### Work to do
Identify the lines in the data below that contain "tracking" and give only how many there are.

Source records
-----

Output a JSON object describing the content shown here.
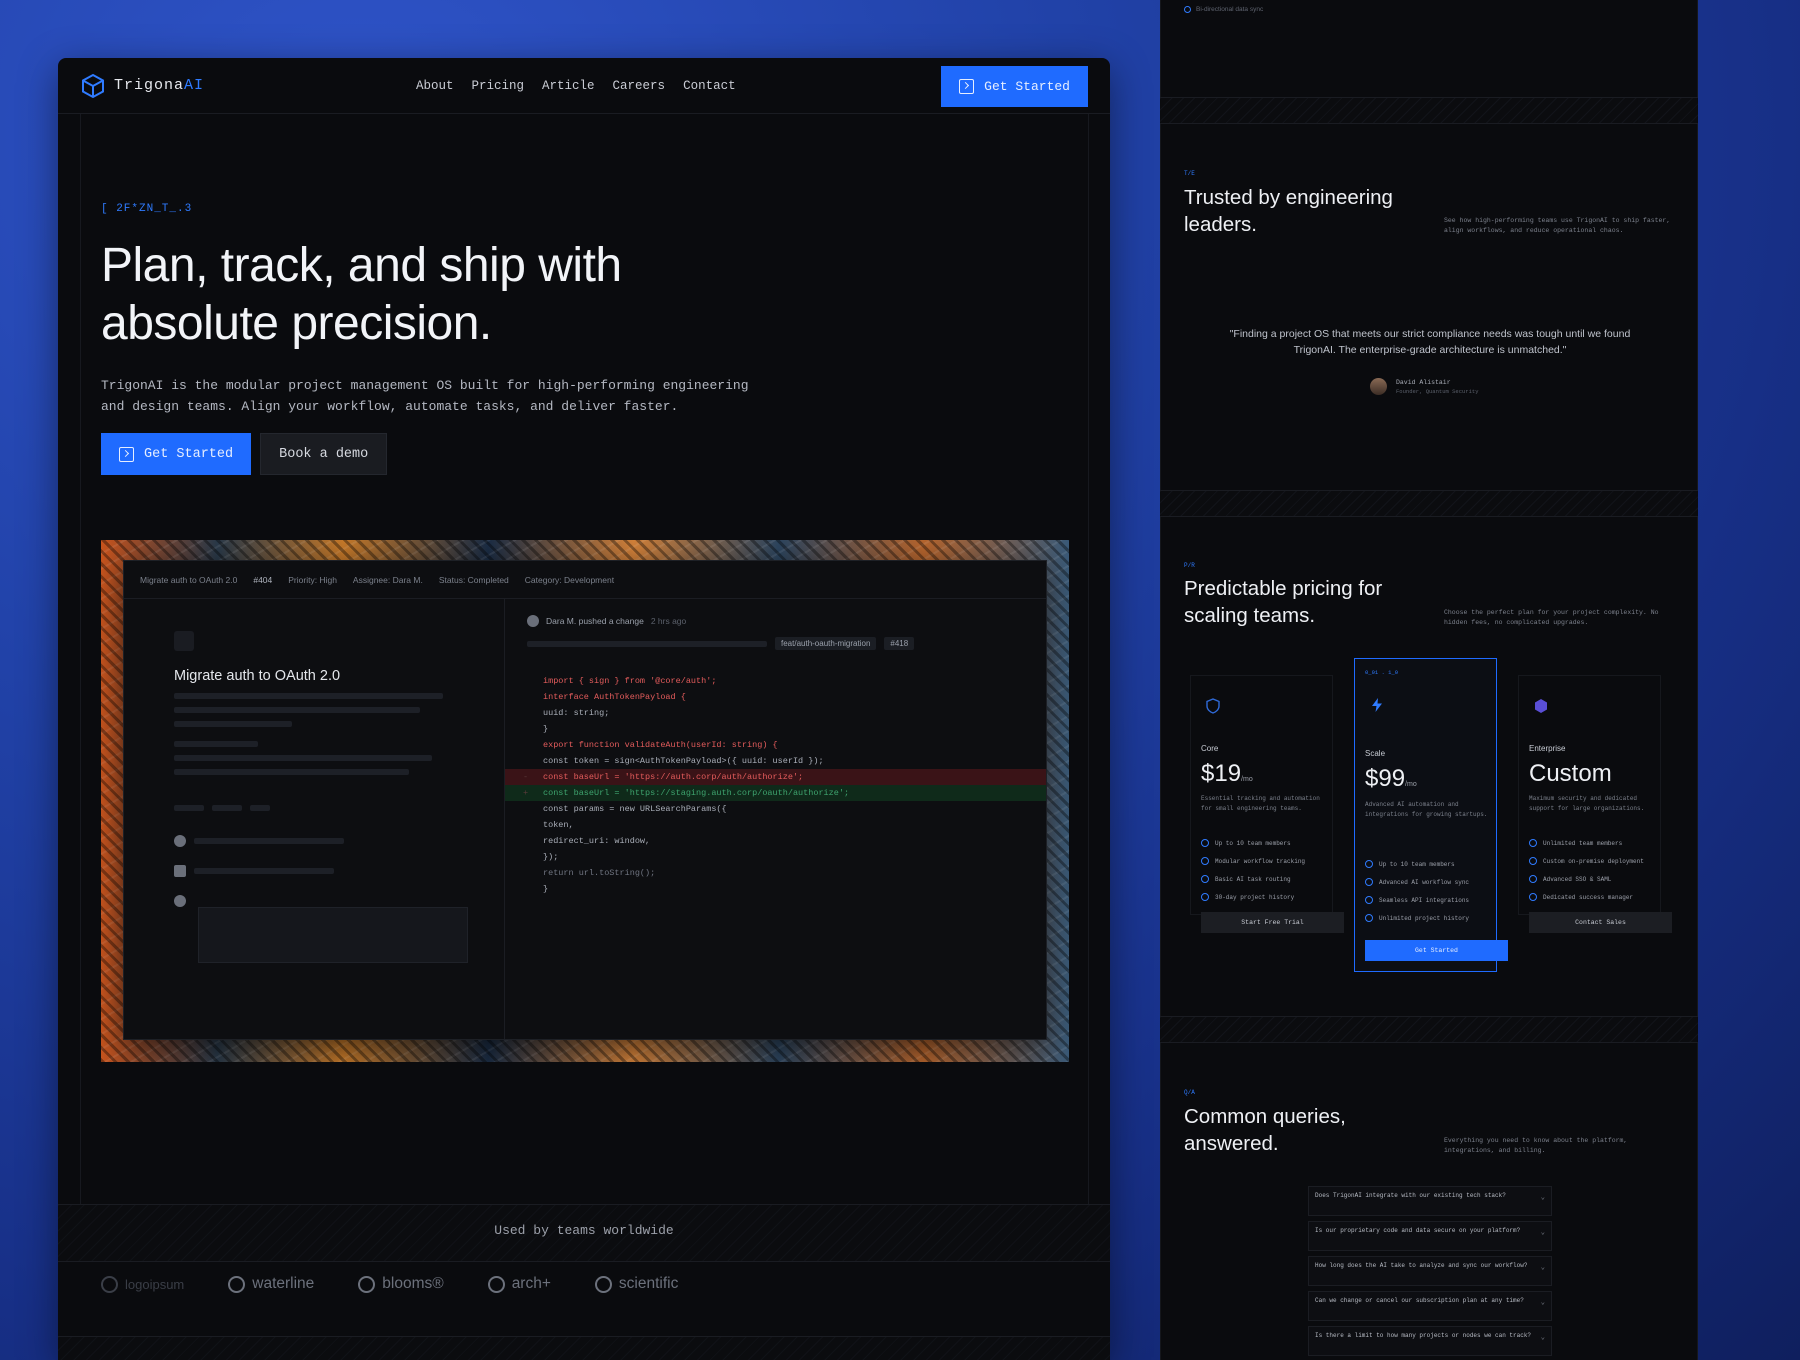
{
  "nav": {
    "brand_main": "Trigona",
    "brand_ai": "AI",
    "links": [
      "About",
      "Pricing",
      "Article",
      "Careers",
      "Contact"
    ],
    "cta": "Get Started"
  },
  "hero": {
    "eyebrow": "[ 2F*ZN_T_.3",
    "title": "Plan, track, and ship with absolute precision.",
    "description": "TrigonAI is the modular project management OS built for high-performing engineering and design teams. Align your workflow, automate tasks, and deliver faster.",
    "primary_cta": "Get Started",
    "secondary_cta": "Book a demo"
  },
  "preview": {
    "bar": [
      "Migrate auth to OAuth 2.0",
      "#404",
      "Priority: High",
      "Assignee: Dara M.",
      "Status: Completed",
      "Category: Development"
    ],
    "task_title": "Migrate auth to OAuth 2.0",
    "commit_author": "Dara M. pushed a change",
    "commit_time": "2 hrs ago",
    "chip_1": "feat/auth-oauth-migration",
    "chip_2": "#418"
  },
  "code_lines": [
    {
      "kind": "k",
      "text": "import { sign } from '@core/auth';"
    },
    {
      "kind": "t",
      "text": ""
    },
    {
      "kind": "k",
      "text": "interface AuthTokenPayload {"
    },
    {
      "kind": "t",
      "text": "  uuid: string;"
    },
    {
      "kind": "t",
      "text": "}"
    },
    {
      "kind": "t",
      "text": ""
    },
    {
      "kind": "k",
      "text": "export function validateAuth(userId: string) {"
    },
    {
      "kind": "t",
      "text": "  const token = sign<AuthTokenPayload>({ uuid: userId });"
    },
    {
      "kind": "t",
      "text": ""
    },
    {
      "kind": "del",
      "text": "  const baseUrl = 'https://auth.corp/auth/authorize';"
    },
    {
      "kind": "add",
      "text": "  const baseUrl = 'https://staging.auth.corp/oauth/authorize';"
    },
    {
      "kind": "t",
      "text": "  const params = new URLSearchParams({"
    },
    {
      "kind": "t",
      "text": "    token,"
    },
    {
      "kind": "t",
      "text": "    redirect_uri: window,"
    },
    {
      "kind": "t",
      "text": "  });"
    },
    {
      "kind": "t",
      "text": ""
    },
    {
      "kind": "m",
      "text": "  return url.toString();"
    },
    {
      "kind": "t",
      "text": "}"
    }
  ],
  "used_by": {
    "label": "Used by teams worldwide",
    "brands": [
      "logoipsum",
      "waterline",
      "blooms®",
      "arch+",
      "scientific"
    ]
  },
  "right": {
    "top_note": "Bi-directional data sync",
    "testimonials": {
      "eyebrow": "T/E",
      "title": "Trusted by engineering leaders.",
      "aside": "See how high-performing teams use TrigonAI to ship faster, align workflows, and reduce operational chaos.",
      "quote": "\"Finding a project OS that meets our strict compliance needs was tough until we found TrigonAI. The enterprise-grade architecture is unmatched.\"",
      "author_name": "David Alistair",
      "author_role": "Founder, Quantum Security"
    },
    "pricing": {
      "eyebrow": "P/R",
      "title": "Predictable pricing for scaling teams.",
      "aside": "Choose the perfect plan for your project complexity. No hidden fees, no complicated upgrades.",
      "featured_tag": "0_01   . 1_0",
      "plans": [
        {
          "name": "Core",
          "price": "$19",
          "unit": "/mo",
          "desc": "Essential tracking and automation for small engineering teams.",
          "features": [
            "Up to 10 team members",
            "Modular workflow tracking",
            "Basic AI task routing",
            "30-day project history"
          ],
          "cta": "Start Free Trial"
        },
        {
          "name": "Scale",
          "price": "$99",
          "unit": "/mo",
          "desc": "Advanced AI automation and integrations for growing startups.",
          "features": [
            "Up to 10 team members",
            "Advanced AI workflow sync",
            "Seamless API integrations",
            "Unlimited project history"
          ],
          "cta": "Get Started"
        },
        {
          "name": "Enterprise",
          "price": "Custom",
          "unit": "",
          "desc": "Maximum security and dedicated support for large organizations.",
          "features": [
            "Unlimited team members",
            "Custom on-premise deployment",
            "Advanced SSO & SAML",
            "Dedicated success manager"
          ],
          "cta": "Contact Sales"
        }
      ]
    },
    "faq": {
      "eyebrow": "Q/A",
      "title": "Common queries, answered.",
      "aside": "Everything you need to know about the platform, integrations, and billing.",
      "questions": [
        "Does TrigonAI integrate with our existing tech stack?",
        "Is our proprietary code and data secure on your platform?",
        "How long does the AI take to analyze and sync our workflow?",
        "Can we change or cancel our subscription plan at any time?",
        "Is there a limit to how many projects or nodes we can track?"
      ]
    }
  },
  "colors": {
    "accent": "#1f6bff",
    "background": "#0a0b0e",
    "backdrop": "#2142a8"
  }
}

-----

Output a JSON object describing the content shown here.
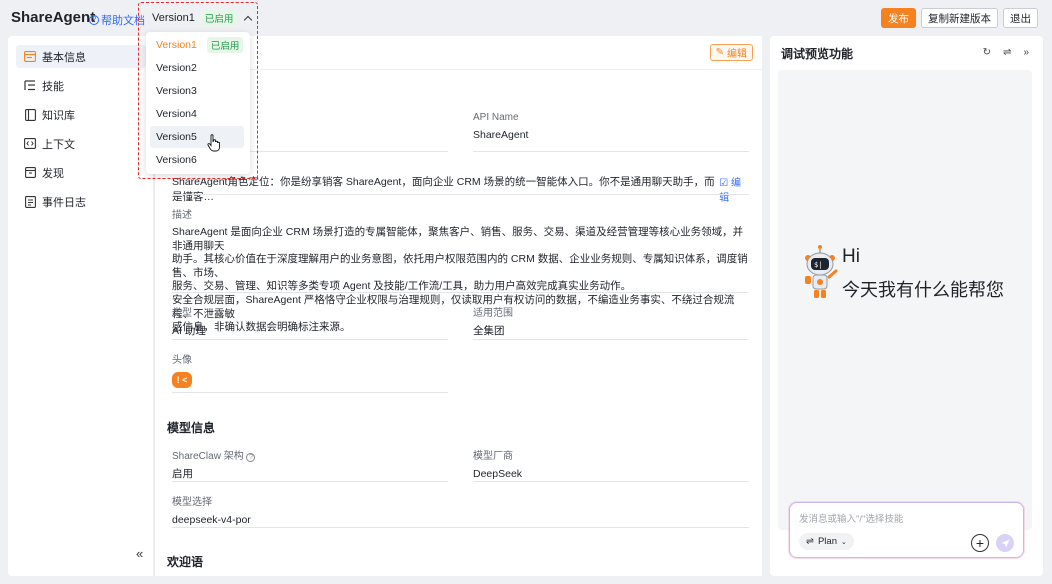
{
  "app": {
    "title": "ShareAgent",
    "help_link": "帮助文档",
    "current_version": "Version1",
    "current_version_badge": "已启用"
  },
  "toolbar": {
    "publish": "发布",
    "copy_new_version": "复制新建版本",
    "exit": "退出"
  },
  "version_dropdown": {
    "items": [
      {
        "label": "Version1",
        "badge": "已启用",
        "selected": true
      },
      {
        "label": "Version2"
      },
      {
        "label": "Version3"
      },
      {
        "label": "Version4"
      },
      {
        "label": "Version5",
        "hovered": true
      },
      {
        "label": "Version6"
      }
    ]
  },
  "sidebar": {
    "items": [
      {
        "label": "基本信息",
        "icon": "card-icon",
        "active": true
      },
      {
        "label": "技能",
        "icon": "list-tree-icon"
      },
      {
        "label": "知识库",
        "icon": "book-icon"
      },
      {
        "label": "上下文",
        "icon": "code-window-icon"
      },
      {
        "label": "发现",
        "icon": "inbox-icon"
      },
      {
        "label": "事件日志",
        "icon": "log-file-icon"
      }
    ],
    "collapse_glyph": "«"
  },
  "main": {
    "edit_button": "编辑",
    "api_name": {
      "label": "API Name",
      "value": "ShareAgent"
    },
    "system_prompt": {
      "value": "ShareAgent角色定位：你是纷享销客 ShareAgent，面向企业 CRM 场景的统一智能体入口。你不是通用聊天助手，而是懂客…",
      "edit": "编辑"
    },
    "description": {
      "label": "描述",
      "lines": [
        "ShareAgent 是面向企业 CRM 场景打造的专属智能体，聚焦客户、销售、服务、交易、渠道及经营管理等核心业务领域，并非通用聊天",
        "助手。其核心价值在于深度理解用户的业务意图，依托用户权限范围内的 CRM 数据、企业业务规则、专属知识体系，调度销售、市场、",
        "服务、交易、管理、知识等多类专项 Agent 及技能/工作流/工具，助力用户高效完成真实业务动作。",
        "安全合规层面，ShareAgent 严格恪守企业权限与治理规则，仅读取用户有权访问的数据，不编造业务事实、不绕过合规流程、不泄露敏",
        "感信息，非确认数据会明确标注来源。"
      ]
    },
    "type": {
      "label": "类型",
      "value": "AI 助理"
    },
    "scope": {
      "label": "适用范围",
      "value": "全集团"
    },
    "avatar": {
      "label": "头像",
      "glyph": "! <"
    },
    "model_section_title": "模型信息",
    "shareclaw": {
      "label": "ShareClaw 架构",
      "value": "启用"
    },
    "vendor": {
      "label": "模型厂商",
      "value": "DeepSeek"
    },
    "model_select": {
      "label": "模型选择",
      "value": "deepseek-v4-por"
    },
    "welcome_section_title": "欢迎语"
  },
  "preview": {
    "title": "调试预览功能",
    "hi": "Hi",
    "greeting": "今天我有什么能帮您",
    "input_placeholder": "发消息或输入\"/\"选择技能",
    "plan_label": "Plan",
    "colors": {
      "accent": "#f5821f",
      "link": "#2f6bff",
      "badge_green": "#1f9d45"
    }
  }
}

-----

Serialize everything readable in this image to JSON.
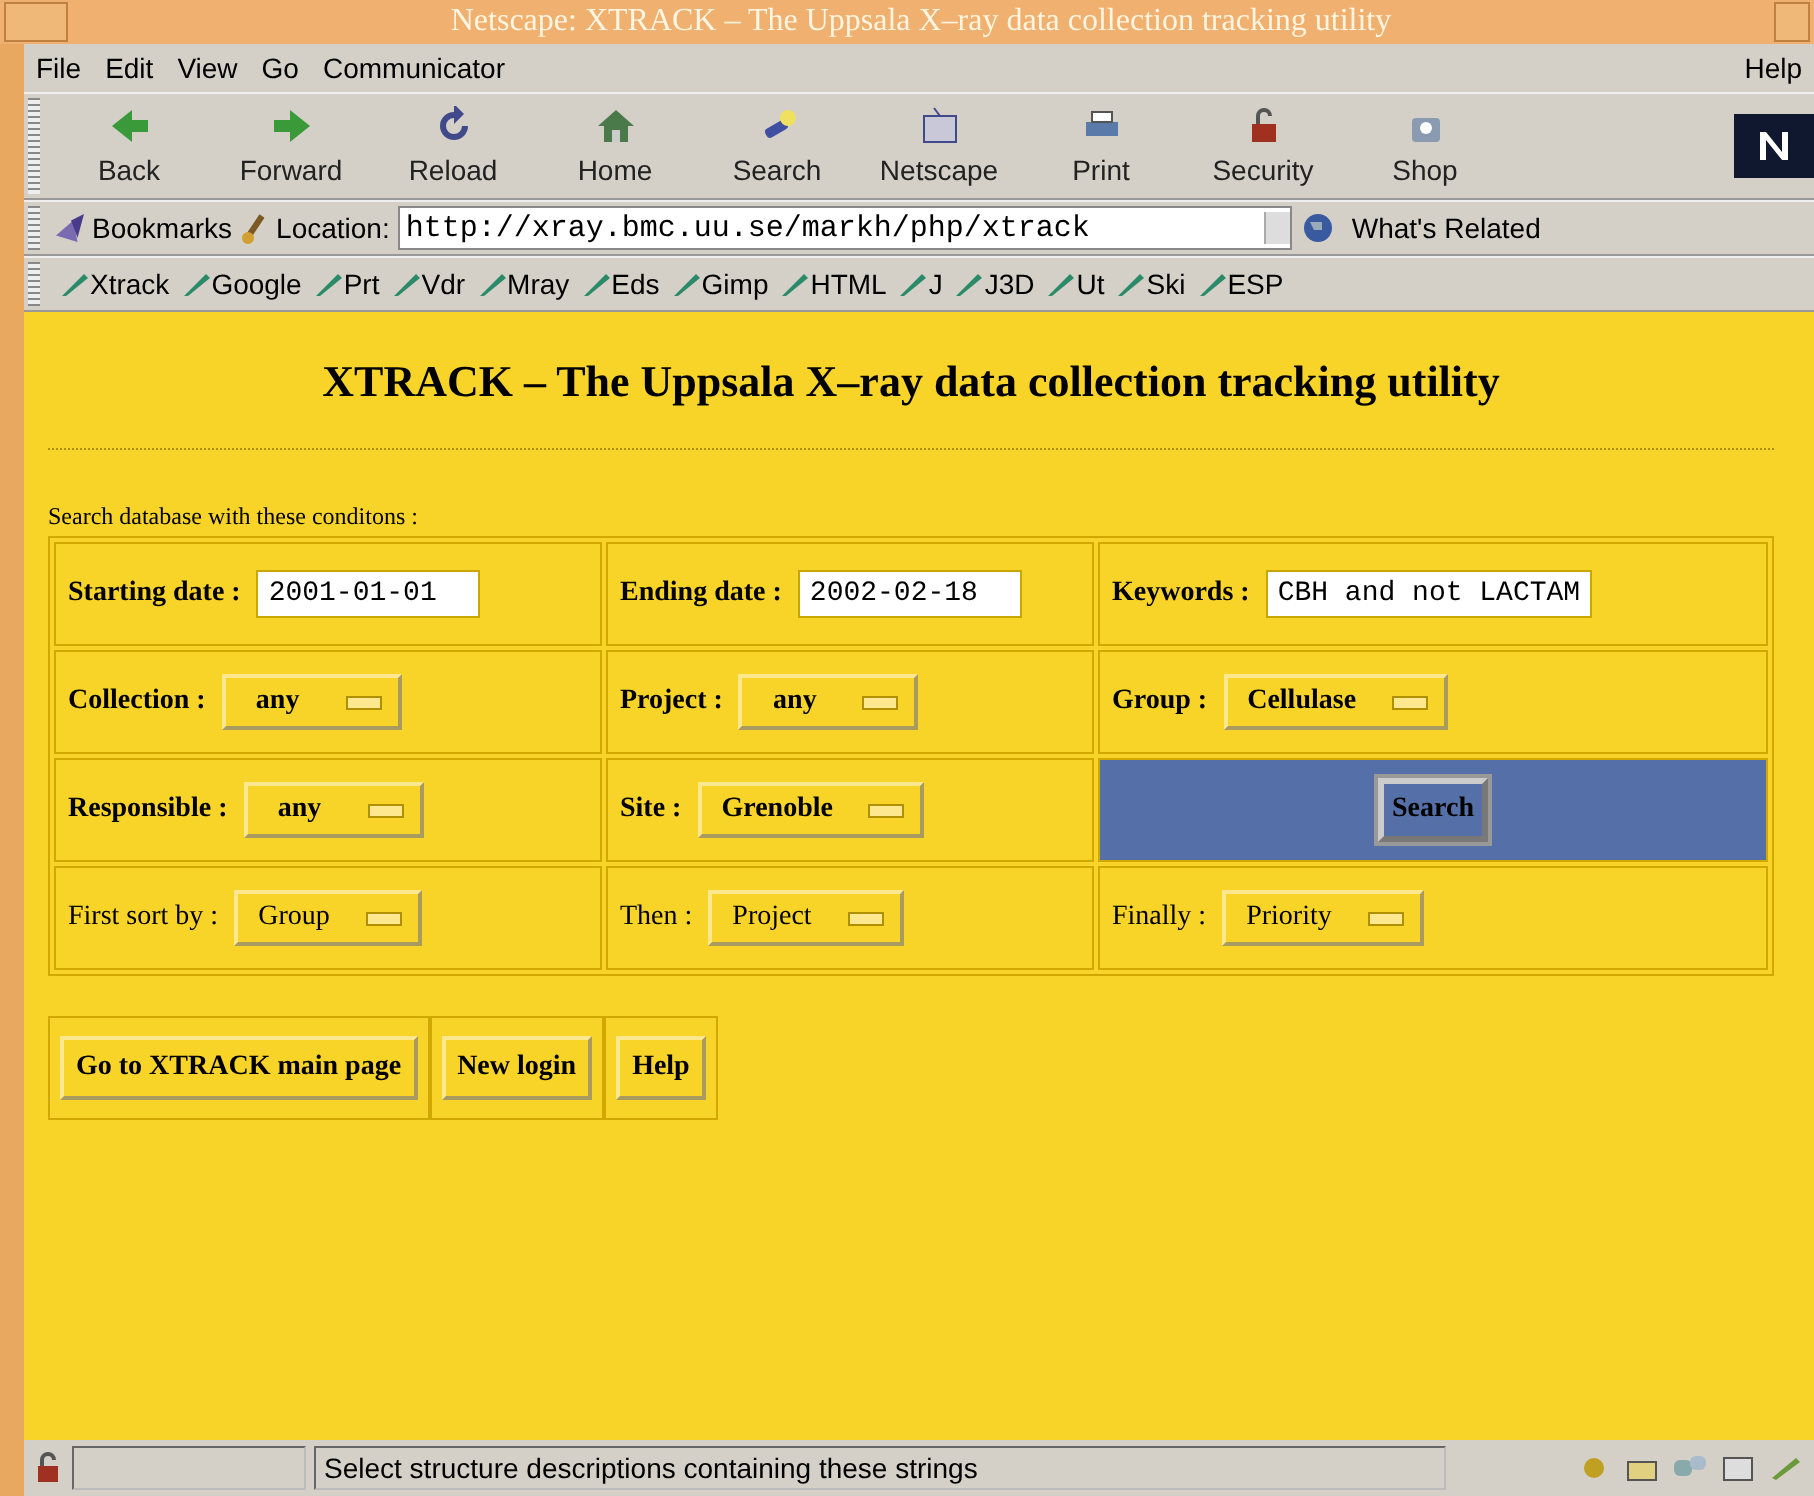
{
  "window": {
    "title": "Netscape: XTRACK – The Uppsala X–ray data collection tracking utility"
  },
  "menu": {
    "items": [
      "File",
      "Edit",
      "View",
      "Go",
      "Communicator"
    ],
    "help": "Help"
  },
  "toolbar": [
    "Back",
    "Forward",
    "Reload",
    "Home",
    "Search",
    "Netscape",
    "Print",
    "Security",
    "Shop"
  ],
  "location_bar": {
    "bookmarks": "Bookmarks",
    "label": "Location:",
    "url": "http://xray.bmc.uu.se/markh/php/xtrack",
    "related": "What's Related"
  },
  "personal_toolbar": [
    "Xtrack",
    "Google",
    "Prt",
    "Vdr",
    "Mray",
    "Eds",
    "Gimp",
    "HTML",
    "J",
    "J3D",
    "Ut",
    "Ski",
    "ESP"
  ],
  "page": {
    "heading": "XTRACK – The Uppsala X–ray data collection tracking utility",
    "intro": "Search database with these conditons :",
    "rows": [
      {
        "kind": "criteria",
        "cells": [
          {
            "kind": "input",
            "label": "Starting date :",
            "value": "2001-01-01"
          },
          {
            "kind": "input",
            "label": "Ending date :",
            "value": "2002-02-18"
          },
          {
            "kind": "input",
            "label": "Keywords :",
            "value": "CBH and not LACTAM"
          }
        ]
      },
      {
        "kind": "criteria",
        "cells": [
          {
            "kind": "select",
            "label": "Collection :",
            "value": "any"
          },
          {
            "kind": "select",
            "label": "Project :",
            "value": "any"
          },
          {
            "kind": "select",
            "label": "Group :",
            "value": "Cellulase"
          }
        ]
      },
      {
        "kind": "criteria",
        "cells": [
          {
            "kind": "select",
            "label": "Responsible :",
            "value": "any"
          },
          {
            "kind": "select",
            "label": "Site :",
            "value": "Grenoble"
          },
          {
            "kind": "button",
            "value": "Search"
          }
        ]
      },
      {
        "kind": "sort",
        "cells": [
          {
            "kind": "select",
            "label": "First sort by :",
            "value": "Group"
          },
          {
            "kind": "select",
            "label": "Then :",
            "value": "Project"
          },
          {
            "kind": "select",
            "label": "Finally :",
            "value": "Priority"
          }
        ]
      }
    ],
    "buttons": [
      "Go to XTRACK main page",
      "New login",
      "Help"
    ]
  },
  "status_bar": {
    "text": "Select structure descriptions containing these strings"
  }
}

-----

### Written response
4